=== Do this ===
In the listing below, pick out lines with "dapat".

=== Given data ===

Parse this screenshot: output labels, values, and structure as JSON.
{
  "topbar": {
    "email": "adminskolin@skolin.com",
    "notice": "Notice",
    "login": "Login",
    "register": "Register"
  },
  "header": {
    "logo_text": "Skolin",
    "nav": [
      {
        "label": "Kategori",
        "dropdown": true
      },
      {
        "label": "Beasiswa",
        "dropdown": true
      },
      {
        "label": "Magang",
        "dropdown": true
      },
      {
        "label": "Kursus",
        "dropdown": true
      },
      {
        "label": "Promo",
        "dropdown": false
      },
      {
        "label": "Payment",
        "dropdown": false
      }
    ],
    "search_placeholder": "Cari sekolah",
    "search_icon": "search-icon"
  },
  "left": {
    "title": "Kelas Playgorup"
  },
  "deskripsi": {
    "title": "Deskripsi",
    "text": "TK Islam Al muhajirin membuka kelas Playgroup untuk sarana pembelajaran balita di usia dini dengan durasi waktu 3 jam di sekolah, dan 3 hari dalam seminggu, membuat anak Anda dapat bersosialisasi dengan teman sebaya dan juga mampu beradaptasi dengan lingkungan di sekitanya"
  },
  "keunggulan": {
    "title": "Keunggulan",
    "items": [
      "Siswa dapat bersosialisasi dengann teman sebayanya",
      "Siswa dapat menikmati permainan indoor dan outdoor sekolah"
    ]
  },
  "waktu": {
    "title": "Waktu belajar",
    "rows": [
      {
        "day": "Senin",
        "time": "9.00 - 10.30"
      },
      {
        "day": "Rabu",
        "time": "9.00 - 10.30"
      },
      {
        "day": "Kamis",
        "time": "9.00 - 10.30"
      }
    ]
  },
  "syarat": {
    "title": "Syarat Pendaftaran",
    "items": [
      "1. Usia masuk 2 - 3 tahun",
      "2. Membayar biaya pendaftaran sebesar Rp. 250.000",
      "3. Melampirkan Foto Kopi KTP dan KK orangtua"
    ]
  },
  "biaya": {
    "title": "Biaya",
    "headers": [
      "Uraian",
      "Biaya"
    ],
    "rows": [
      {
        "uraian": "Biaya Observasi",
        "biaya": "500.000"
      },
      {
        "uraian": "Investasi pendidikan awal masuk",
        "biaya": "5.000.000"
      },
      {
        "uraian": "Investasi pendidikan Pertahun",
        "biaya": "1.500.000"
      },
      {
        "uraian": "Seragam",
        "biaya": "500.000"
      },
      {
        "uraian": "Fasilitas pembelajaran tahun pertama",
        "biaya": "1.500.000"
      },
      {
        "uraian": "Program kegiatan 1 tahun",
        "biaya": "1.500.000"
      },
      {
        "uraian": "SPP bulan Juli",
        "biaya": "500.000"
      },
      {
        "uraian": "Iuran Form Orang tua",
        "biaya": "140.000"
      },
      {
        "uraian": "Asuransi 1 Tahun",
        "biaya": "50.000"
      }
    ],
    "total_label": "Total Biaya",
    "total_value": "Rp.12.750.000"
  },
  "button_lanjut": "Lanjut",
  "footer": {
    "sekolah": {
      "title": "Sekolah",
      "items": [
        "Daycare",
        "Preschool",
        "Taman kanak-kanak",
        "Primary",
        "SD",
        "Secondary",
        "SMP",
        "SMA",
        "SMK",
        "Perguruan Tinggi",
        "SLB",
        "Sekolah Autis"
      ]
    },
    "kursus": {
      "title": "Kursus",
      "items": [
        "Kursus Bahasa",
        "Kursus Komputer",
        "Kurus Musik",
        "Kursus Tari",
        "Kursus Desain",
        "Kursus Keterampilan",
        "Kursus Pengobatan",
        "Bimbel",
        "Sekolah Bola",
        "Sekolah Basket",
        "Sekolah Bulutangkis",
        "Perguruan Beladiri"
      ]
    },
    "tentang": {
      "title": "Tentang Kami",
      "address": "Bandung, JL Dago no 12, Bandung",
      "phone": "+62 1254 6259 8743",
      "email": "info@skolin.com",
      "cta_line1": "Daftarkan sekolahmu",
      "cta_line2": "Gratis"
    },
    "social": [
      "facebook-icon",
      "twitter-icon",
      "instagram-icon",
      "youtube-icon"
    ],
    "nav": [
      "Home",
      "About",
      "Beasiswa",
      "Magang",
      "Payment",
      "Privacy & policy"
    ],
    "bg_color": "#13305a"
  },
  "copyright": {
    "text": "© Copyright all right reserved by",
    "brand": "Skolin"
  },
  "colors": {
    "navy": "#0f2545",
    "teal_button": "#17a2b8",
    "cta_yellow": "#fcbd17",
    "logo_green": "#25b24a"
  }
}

=== Response to the exercise ===
    "text": "TK Islam Al muhajirin membuka kelas Playgroup untuk sarana pembelajaran balita di usia dini dengan durasi waktu 3 jam di sekolah, dan 3 hari dalam seminggu, membuat anak Anda dapat bersosialisasi dengan teman sebaya dan juga mampu beradaptasi dengan lingkungan di sekitanya"
      "Siswa dapat bersosialisasi dengann teman sebayanya",
      "Siswa dapat menikmati permainan indoor dan outdoor sekolah"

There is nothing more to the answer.